■ WHAT IS REQUIRED ■
Give back the full material, exactly as it reads.

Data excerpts
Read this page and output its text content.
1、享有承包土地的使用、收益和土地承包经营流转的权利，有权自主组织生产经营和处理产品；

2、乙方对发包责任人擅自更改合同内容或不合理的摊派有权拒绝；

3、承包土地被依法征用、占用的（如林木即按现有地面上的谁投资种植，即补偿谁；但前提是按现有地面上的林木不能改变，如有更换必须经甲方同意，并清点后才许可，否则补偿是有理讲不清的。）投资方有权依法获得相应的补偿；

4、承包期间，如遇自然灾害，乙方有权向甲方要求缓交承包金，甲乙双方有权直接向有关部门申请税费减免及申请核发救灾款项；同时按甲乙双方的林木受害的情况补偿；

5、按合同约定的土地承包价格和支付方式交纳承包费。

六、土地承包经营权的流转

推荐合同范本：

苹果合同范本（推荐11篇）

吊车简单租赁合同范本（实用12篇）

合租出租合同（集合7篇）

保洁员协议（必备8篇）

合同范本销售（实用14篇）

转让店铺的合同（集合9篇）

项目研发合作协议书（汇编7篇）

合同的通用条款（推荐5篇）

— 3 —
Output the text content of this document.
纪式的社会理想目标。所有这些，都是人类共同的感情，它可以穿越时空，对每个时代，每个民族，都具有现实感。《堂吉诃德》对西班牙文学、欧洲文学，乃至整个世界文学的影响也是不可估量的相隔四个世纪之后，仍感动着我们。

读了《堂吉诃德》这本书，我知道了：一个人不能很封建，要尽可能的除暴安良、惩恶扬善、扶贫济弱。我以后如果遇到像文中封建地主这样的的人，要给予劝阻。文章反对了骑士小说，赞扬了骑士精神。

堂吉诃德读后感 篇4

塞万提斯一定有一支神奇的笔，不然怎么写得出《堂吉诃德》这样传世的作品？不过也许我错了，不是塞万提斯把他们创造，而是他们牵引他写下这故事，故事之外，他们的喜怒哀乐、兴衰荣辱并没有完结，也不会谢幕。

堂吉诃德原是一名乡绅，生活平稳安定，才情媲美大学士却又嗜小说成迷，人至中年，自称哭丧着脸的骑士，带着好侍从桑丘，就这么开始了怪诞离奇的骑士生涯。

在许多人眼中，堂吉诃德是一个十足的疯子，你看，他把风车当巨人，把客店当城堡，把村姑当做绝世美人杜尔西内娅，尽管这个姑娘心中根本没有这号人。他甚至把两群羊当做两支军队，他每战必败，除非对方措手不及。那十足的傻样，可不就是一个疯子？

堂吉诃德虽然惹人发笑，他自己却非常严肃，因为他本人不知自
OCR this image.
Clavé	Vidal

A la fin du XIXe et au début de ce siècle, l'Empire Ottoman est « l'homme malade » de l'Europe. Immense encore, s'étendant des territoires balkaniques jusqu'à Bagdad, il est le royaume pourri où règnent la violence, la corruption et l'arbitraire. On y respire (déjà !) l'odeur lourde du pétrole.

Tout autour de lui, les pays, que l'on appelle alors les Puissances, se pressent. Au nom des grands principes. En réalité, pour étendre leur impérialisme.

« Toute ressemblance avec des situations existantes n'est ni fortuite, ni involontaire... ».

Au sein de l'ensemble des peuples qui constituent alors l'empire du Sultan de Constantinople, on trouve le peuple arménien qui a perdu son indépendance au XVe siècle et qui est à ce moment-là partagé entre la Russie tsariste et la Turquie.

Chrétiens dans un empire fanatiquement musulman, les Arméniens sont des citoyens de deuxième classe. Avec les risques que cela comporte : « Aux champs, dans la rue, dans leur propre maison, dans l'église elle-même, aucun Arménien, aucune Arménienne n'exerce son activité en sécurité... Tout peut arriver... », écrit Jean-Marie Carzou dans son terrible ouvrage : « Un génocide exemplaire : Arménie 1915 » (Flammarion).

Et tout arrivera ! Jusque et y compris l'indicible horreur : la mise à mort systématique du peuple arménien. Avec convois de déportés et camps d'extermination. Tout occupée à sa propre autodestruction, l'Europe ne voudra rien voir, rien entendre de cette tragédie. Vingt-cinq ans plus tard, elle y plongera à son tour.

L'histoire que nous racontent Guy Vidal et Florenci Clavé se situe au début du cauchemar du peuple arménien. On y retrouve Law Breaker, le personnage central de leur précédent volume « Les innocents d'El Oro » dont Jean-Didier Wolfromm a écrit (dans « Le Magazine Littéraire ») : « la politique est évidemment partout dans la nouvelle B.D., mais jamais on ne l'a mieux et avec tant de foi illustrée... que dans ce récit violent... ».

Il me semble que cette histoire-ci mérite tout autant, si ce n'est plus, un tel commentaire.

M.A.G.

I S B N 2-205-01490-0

■ REPLY TO THE EXERCISE ■
Read this page and output its text content.
1、享有承包土地的使用、收益和土地承包经营流转的权利，有权自主组织生产经营和处理产品；

2、乙方对发包责任人擅自更改合同内容或不合理的摊派有权拒绝；

3、承包土地被依法征用、占用的（如林木即按现有地面上的谁投资种植，即补偿谁；但前提是按现有地面上的林木不能改变，如有更换必须经甲方同意，并清点后才许可，否则补偿是有理讲不清的。）投资方有权依法获得相应的补偿；

4、承包期间，如遇自然灾害，乙方有权向甲方要求缓交承包金，甲乙双方有权直接向有关部门申请税费减免及申请核发救灾款项；同时按甲乙双方的林木受害的情况补偿；

5、按合同约定的土地承包价格和支付方式交纳承包费。

六、土地承包经营权的流转

推荐合同范本：

苹果合同范本（推荐11篇）

吊车简单租赁合同范本（实用12篇）

合租出租合同（集合7篇）

保洁员协议（必备8篇）

合同范本销售（实用14篇）

转让店铺的合同（集合9篇）

项目研发合作协议书（汇编7篇）

合同的通用条款（推荐5篇）

— 3 —
Output the text content of this document.
纪式的社会理想目标。所有这些，都是人类共同的感情，它可以穿越时空，对每个时代，每个民族，都具有现实感。《堂吉诃德》对西班牙文学、欧洲文学，乃至整个世界文学的影响也是不可估量的相隔四个世纪之后，仍感动着我们。

读了《堂吉诃德》这本书，我知道了：一个人不能很封建，要尽可能的除暴安良、惩恶扬善、扶贫济弱。我以后如果遇到像文中封建地主这样的的人，要给予劝阻。文章反对了骑士小说，赞扬了骑士精神。

堂吉诃德读后感 篇4

塞万提斯一定有一支神奇的笔，不然怎么写得出《堂吉诃德》这样传世的作品？不过也许我错了，不是塞万提斯把他们创造，而是他们牵引他写下这故事，故事之外，他们的喜怒哀乐、兴衰荣辱并没有完结，也不会谢幕。

堂吉诃德原是一名乡绅，生活平稳安定，才情媲美大学士却又嗜小说成迷，人至中年，自称哭丧着脸的骑士，带着好侍从桑丘，就这么开始了怪诞离奇的骑士生涯。

在许多人眼中，堂吉诃德是一个十足的疯子，你看，他把风车当巨人，把客店当城堡，把村姑当做绝世美人杜尔西内娅，尽管这个姑娘心中根本没有这号人。他甚至把两群羊当做两支军队，他每战必败，除非对方措手不及。那十足的傻样，可不就是一个疯子？

堂吉诃德虽然惹人发笑，他自己却非常严肃，因为他本人不知自
OCR this image.
Clavé	Vidal

A la fin du XIXe et au début de ce siècle, l'Empire Ottoman est « l'homme malade » de l'Europe. Immense encore, s'étendant des territoires balkaniques jusqu'à Bagdad, il est le royaume pourri où règnent la violence, la corruption et l'arbitraire. On y respire (déjà !) l'odeur lourde du pétrole.

Tout autour de lui, les pays, que l'on appelle alors les Puissances, se pressent. Au nom des grands principes. En réalité, pour étendre leur impérialisme.

« Toute ressemblance avec des situations existantes n'est ni fortuite, ni involontaire... ».

Au sein de l'ensemble des peuples qui constituent alors l'empire du Sultan de Constantinople, on trouve le peuple arménien qui a perdu son indépendance au XVe siècle et qui est à ce moment-là partagé entre la Russie tsariste et la Turquie.

Chrétiens dans un empire fanatiquement musulman, les Arméniens sont des citoyens de deuxième classe. Avec les risques que cela comporte : « Aux champs, dans la rue, dans leur propre maison, dans l'église elle-même, aucun Arménien, aucune Arménienne n'exerce son activité en sécurité... Tout peut arriver... », écrit Jean-Marie Carzou dans son terrible ouvrage : « Un génocide exemplaire : Arménie 1915 » (Flammarion).

Et tout arrivera ! Jusque et y compris l'indicible horreur : la mise à mort systématique du peuple arménien. Avec convois de déportés et camps d'extermination. Tout occupée à sa propre autodestruction, l'Europe ne voudra rien voir, rien entendre de cette tragédie. Vingt-cinq ans plus tard, elle y plongera à son tour.

L'histoire que nous racontent Guy Vidal et Florenci Clavé se situe au début du cauchemar du peuple arménien. On y retrouve Law Breaker, le personnage central de leur précédent volume « Les innocents d'El Oro » dont Jean-Didier Wolfromm a écrit (dans « Le Magazine Littéraire ») : « la politique est évidemment partout dans la nouvelle B.D., mais jamais on ne l'a mieux et avec tant de foi illustrée... que dans ce récit violent... ».

Il me semble que cette histoire-ci mérite tout autant, si ce n'est plus, un tel commentaire.

M.A.G.

I S B N 2-205-01490-0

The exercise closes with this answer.